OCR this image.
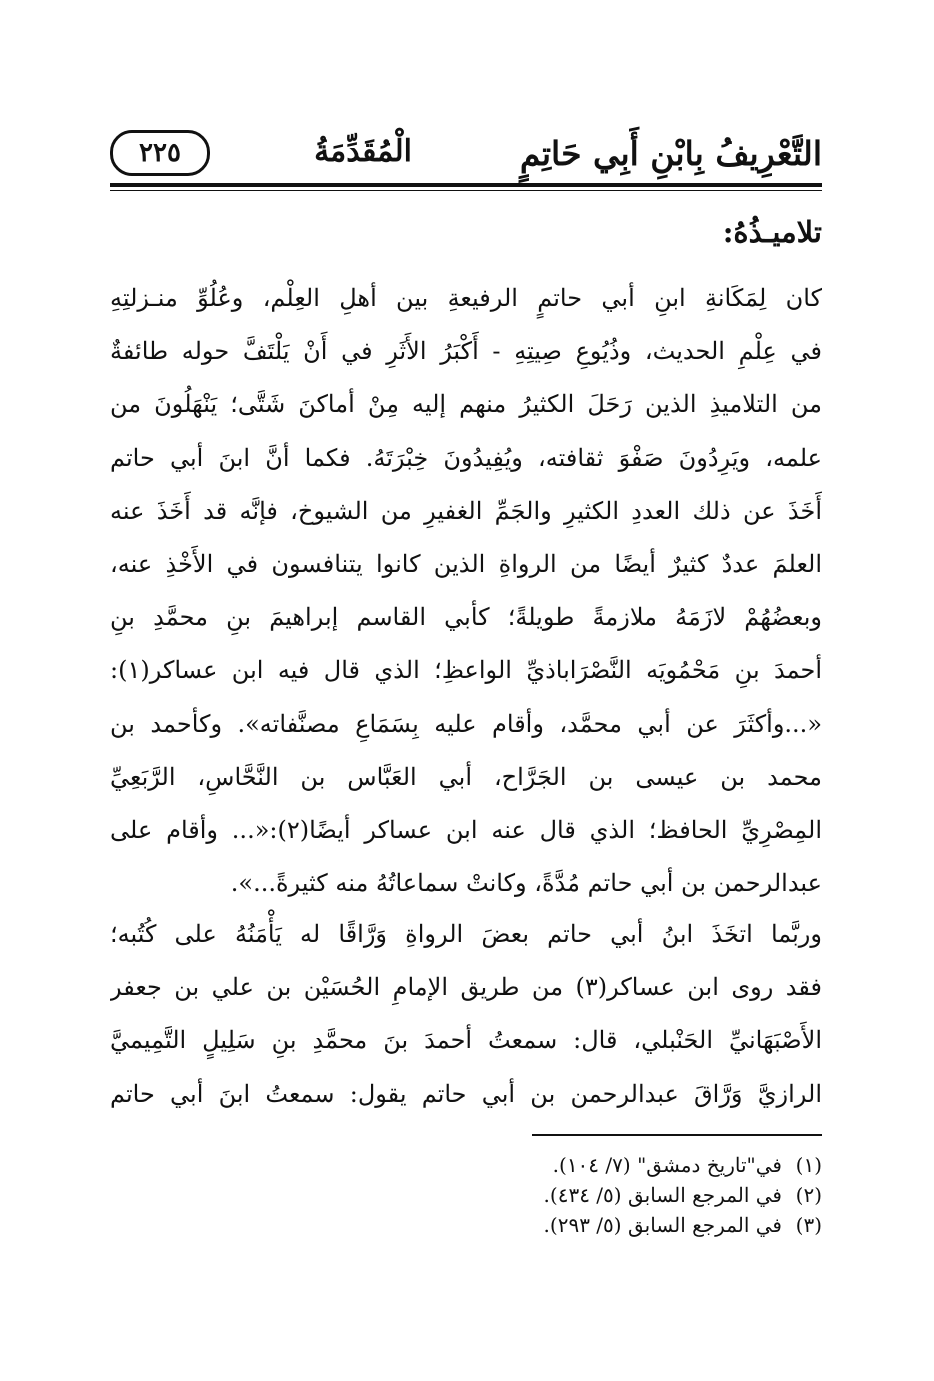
التَّعْرِيفُ بِابْنِ أَبِي حَاتِمٍ
الْمُقَدِّمَةُ
٢٢٥
تلاميـذُهُ:
كان لِمَكَانةِ ابنِ أبي حاتمٍ الرفيعةِ بين أهلِ العِلْم، وعُلُوِّ منـزلتِهِ
في عِلْمِ الحديث، وذُيُوعِ صِيتِهِ - أَكْبَرُ الأَثَرِ في أَنْ يَلْتَفَّ حوله طائفةٌ
من التلاميذِ الذين رَحَلَ الكثيرُ منهم إليه مِنْ أماكنَ شَتَّى؛ يَنْهَلُونَ من
علمه، ويَرِدُونَ صَفْوَ ثقافته، ويُفِيدُونَ خِبْرَتَهُ. فكما أنَّ ابنَ أبي حاتم
أَخَذَ عن ذلك العددِ الكثيرِ والجَمِّ الغفيرِ من الشيوخ، فإنَّه قد أَخَذَ عنه
العلمَ عددٌ كثيرٌ أيضًا من الرواةِ الذين كانوا يتنافسون في الأَخْذِ عنه،
وبعضُهُمْ لازَمَهُ ملازمةً طويلةً؛ كأبي القاسم إبراهيمَ بنِ محمَّدِ بنِ
أحمدَ بنِ مَحْمُويَه النَّصْرَاباذيِّ الواعظِ؛ الذي قال فيه ابن عساكر(١):
«...وأكثَرَ عن أبي محمَّد، وأقام عليه بِسَمَاعِ مصنَّفاته». وكأحمد بن
محمد بن عيسى بن الجَرَّاح، أبي العَبَّاس بن النَّحَّاسِ، الرَّبَعِيِّ
المِصْرِيِّ الحافظ؛ الذي قال عنه ابن عساكر أيضًا(٢):«... وأقام على
عبدالرحمن بن أبي حاتم مُدَّةً، وكانتْ سماعاتُهُ منه كثيرةً...».
وربَّما اتخَذَ ابنُ أبي حاتم بعضَ الرواةِ وَرَّاقًا له يَأْمَنُهُ على كُتُبه؛
فقد روى ابن عساكر(٣) من طريق الإمامِ الحُسَيْن بن علي بن جعفر
الأَصْبَهَانيِّ الحَنْبلي، قال: سمعتُ أحمدَ بنَ محمَّدِ بنِ سَلِيلٍ التَّمِيميَّ
الرازيَّ وَرَّاقَ عبدالرحمن بن أبي حاتم يقول: سمعتُ ابنَ أبي حاتم
(١)في"تاريخ دمشق" (٧/ ١٠٤).
(٢)في المرجع السابق (٥/ ٤٣٤).
(٣)في المرجع السابق (٥/ ٢٩٣).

## Task objective
Each line of the data is to be duplicated exactly; pictures stay out of the copy.

## The reply
OCR this image.
التَّعْرِيفُ بِابْنِ أَبِي حَاتِمٍ
الْمُقَدِّمَةُ
٢٢٥
تلاميـذُهُ:
كان لِمَكَانةِ ابنِ أبي حاتمٍ الرفيعةِ بين أهلِ العِلْم، وعُلُوِّ منـزلتِهِ
في عِلْمِ الحديث، وذُيُوعِ صِيتِهِ - أَكْبَرُ الأَثَرِ في أَنْ يَلْتَفَّ حوله طائفةٌ
من التلاميذِ الذين رَحَلَ الكثيرُ منهم إليه مِنْ أماكنَ شَتَّى؛ يَنْهَلُونَ من
علمه، ويَرِدُونَ صَفْوَ ثقافته، ويُفِيدُونَ خِبْرَتَهُ. فكما أنَّ ابنَ أبي حاتم
أَخَذَ عن ذلك العددِ الكثيرِ والجَمِّ الغفيرِ من الشيوخ، فإنَّه قد أَخَذَ عنه
العلمَ عددٌ كثيرٌ أيضًا من الرواةِ الذين كانوا يتنافسون في الأَخْذِ عنه،
وبعضُهُمْ لازَمَهُ ملازمةً طويلةً؛ كأبي القاسم إبراهيمَ بنِ محمَّدِ بنِ
أحمدَ بنِ مَحْمُويَه النَّصْرَاباذيِّ الواعظِ؛ الذي قال فيه ابن عساكر(١):
«...وأكثَرَ عن أبي محمَّد، وأقام عليه بِسَمَاعِ مصنَّفاته». وكأحمد بن
محمد بن عيسى بن الجَرَّاح، أبي العَبَّاس بن النَّحَّاسِ، الرَّبَعِيِّ
المِصْرِيِّ الحافظ؛ الذي قال عنه ابن عساكر أيضًا(٢):«... وأقام على
عبدالرحمن بن أبي حاتم مُدَّةً، وكانتْ سماعاتُهُ منه كثيرةً...».
وربَّما اتخَذَ ابنُ أبي حاتم بعضَ الرواةِ وَرَّاقًا له يَأْمَنُهُ على كُتُبه؛
فقد روى ابن عساكر(٣) من طريق الإمامِ الحُسَيْن بن علي بن جعفر
الأَصْبَهَانيِّ الحَنْبلي، قال: سمعتُ أحمدَ بنَ محمَّدِ بنِ سَلِيلٍ التَّمِيميَّ
الرازيَّ وَرَّاقَ عبدالرحمن بن أبي حاتم يقول: سمعتُ ابنَ أبي حاتم
(١)في"تاريخ دمشق" (٧/ ١٠٤).
(٢)في المرجع السابق (٥/ ٤٣٤).
(٣)في المرجع السابق (٥/ ٢٩٣).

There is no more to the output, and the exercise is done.